• **Task brief**
Lines containing the word "物块先做减速运动" need to be counted. Please reply with how many there are, and nothing else.

(Collected data entries)
········

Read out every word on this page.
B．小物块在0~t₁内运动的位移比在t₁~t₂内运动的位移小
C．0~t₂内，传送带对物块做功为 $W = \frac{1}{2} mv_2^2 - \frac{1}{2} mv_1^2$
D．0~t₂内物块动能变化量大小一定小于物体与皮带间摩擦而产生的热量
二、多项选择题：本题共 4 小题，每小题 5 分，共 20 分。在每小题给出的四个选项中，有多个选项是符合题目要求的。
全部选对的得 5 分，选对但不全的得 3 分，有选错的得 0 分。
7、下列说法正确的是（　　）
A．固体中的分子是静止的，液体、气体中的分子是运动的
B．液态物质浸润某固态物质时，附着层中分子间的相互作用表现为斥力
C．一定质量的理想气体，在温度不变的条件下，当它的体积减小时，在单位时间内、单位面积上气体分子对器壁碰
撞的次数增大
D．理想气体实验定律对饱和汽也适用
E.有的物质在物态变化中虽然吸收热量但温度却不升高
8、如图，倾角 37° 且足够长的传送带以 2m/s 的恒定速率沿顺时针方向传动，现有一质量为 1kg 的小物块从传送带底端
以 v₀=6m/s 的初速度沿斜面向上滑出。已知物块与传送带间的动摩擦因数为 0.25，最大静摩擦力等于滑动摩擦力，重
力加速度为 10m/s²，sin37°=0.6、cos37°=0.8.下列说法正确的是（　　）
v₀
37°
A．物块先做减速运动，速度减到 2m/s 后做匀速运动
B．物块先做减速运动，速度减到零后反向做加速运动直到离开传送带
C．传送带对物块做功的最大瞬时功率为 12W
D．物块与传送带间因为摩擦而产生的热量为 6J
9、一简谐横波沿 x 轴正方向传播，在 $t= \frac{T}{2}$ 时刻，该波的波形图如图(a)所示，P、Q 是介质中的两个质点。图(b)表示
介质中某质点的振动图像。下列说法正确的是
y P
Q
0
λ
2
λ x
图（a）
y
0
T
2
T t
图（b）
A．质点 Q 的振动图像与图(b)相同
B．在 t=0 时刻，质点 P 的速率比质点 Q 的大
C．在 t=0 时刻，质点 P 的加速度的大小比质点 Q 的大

········

• **The reply**
2